◆ Directive ◆
Here are some records; return them all exactly.

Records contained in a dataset

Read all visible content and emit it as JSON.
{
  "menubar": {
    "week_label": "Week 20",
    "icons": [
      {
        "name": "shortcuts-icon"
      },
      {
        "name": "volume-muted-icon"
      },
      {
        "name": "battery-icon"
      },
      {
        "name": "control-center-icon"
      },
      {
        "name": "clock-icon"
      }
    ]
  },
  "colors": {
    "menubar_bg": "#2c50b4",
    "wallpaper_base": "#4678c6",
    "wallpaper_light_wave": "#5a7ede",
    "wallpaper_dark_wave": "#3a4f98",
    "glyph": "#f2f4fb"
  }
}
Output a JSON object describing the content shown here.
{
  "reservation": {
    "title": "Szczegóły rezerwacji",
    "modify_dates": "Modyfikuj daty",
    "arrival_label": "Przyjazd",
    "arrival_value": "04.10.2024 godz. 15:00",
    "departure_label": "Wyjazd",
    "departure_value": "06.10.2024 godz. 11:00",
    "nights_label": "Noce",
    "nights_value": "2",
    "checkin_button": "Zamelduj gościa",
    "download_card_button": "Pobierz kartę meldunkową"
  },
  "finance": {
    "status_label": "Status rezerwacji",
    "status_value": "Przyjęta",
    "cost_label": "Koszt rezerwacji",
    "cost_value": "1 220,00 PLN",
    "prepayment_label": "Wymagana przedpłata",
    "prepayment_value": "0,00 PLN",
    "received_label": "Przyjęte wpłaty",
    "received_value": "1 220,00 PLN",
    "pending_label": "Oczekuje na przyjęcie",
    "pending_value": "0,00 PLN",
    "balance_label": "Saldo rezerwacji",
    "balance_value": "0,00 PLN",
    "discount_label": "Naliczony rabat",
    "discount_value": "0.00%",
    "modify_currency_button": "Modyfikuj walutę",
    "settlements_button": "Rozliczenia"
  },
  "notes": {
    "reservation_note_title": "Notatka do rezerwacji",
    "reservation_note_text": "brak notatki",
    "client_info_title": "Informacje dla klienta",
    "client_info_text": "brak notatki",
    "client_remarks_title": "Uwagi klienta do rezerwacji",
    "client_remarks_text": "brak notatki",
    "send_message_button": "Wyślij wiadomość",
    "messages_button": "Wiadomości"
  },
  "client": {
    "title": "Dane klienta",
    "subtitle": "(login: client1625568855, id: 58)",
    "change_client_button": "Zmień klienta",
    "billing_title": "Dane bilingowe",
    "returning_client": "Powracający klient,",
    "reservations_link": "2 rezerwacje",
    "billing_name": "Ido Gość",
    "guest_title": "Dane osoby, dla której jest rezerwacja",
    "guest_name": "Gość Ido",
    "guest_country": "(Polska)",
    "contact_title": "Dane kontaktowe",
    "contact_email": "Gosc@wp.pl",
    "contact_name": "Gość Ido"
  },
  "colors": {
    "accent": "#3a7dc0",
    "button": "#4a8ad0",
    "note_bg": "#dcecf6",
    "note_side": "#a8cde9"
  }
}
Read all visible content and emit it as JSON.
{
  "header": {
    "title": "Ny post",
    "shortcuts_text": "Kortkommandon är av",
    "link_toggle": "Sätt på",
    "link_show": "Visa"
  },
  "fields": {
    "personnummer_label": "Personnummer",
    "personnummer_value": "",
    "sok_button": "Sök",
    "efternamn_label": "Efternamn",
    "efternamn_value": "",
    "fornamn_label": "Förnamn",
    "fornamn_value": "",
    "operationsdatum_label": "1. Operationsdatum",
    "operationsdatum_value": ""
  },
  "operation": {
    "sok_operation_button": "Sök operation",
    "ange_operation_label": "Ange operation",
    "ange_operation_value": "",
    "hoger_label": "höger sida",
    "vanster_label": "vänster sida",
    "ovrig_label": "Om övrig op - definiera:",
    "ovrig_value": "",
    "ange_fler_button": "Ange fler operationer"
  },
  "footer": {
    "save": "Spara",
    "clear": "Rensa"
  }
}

◆ Exercise result ◆
Read all visible content and emit it as JSON.
{
  "menubar": {
    "week_label": "Week 20",
    "icons": [
      {
        "name": "shortcuts-icon"
      },
      {
        "name": "volume-muted-icon"
      },
      {
        "name": "battery-icon"
      },
      {
        "name": "control-center-icon"
      },
      {
        "name": "clock-icon"
      }
    ]
  },
  "colors": {
    "menubar_bg": "#2c50b4",
    "wallpaper_base": "#4678c6",
    "wallpaper_light_wave": "#5a7ede",
    "wallpaper_dark_wave": "#3a4f98",
    "glyph": "#f2f4fb"
  }
}
Output a JSON object describing the content shown here.
{
  "reservation": {
    "title": "Szczegóły rezerwacji",
    "modify_dates": "Modyfikuj daty",
    "arrival_label": "Przyjazd",
    "arrival_value": "04.10.2024 godz. 15:00",
    "departure_label": "Wyjazd",
    "departure_value": "06.10.2024 godz. 11:00",
    "nights_label": "Noce",
    "nights_value": "2",
    "checkin_button": "Zamelduj gościa",
    "download_card_button": "Pobierz kartę meldunkową"
  },
  "finance": {
    "status_label": "Status rezerwacji",
    "status_value": "Przyjęta",
    "cost_label": "Koszt rezerwacji",
    "cost_value": "1 220,00 PLN",
    "prepayment_label": "Wymagana przedpłata",
    "prepayment_value": "0,00 PLN",
    "received_label": "Przyjęte wpłaty",
    "received_value": "1 220,00 PLN",
    "pending_label": "Oczekuje na przyjęcie",
    "pending_value": "0,00 PLN",
    "balance_label": "Saldo rezerwacji",
    "balance_value": "0,00 PLN",
    "discount_label": "Naliczony rabat",
    "discount_value": "0.00%",
    "modify_currency_button": "Modyfikuj walutę",
    "settlements_button": "Rozliczenia"
  },
  "notes": {
    "reservation_note_title": "Notatka do rezerwacji",
    "reservation_note_text": "brak notatki",
    "client_info_title": "Informacje dla klienta",
    "client_info_text": "brak notatki",
    "client_remarks_title": "Uwagi klienta do rezerwacji",
    "client_remarks_text": "brak notatki",
    "send_message_button": "Wyślij wiadomość",
    "messages_button": "Wiadomości"
  },
  "client": {
    "title": "Dane klienta",
    "subtitle": "(login: client1625568855, id: 58)",
    "change_client_button": "Zmień klienta",
    "billing_title": "Dane bilingowe",
    "returning_client": "Powracający klient,",
    "reservations_link": "2 rezerwacje",
    "billing_name": "Ido Gość",
    "guest_title": "Dane osoby, dla której jest rezerwacja",
    "guest_name": "Gość Ido",
    "guest_country": "(Polska)",
    "contact_title": "Dane kontaktowe",
    "contact_email": "Gosc@wp.pl",
    "contact_name": "Gość Ido"
  },
  "colors": {
    "accent": "#3a7dc0",
    "button": "#4a8ad0",
    "note_bg": "#dcecf6",
    "note_side": "#a8cde9"
  }
}
Read all visible content and emit it as JSON.
{
  "header": {
    "title": "Ny post",
    "shortcuts_text": "Kortkommandon är av",
    "link_toggle": "Sätt på",
    "link_show": "Visa"
  },
  "fields": {
    "personnummer_label": "Personnummer",
    "personnummer_value": "",
    "sok_button": "Sök",
    "efternamn_label": "Efternamn",
    "efternamn_value": "",
    "fornamn_label": "Förnamn",
    "fornamn_value": "",
    "operationsdatum_label": "1. Operationsdatum",
    "operationsdatum_value": ""
  },
  "operation": {
    "sok_operation_button": "Sök operation",
    "ange_operation_label": "Ange operation",
    "ange_operation_value": "",
    "hoger_label": "höger sida",
    "vanster_label": "vänster sida",
    "ovrig_label": "Om övrig op - definiera:",
    "ovrig_value": "",
    "ange_fler_button": "Ange fler operationer"
  },
  "footer": {
    "save": "Spara",
    "clear": "Rensa"
  }
}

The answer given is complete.